→ WHAT IS BEING ASKED
Write each line out again exactly as written.

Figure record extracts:
══════
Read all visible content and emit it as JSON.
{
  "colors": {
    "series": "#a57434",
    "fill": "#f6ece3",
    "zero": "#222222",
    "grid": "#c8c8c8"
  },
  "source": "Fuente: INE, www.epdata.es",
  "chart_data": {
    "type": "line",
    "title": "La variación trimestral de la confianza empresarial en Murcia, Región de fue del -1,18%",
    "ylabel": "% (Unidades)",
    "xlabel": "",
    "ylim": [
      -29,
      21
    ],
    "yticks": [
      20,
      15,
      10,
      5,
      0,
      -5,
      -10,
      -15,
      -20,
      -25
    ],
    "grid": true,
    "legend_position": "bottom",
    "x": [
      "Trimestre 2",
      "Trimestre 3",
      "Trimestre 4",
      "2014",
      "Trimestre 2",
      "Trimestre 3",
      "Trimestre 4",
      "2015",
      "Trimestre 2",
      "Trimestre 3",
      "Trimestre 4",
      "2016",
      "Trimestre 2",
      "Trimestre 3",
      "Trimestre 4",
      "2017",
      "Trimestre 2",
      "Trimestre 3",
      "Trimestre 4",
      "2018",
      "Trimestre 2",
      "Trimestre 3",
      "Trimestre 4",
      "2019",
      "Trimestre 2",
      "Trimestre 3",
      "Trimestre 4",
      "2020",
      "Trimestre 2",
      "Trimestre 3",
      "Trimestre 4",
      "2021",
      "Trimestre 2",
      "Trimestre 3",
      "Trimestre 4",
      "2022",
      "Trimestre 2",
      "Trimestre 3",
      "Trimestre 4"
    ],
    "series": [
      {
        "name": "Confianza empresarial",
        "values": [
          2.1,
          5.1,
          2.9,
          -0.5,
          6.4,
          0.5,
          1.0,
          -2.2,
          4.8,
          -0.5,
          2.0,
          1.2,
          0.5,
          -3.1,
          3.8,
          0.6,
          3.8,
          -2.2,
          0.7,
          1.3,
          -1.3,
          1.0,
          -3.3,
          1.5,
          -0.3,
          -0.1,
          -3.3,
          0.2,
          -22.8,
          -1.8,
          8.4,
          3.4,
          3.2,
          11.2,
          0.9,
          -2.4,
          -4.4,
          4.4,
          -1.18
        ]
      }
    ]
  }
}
══════
→ RESPONSE TO THE TASK
Read all visible content and emit it as JSON.
{
  "colors": {
    "series": "#a57434",
    "fill": "#f6ece3",
    "zero": "#222222",
    "grid": "#c8c8c8"
  },
  "source": "Fuente: INE, www.epdata.es",
  "chart_data": {
    "type": "line",
    "title": "La variación trimestral de la confianza empresarial en Murcia, Región de fue del -1,18%",
    "ylabel": "% (Unidades)",
    "xlabel": "",
    "ylim": [
      -29,
      21
    ],
    "yticks": [
      20,
      15,
      10,
      5,
      0,
      -5,
      -10,
      -15,
      -20,
      -25
    ],
    "grid": true,
    "legend_position": "bottom",
    "x": [
      "Trimestre 2",
      "Trimestre 3",
      "Trimestre 4",
      "2014",
      "Trimestre 2",
      "Trimestre 3",
      "Trimestre 4",
      "2015",
      "Trimestre 2",
      "Trimestre 3",
      "Trimestre 4",
      "2016",
      "Trimestre 2",
      "Trimestre 3",
      "Trimestre 4",
      "2017",
      "Trimestre 2",
      "Trimestre 3",
      "Trimestre 4",
      "2018",
      "Trimestre 2",
      "Trimestre 3",
      "Trimestre 4",
      "2019",
      "Trimestre 2",
      "Trimestre 3",
      "Trimestre 4",
      "2020",
      "Trimestre 2",
      "Trimestre 3",
      "Trimestre 4",
      "2021",
      "Trimestre 2",
      "Trimestre 3",
      "Trimestre 4",
      "2022",
      "Trimestre 2",
      "Trimestre 3",
      "Trimestre 4"
    ],
    "series": [
      {
        "name": "Confianza empresarial",
        "values": [
          2.1,
          5.1,
          2.9,
          -0.5,
          6.4,
          0.5,
          1.0,
          -2.2,
          4.8,
          -0.5,
          2.0,
          1.2,
          0.5,
          -3.1,
          3.8,
          0.6,
          3.8,
          -2.2,
          0.7,
          1.3,
          -1.3,
          1.0,
          -3.3,
          1.5,
          -0.3,
          -0.1,
          -3.3,
          0.2,
          -22.8,
          -1.8,
          8.4,
          3.4,
          3.2,
          11.2,
          0.9,
          -2.4,
          -4.4,
          4.4,
          -1.18
        ]
      }
    ]
  }
}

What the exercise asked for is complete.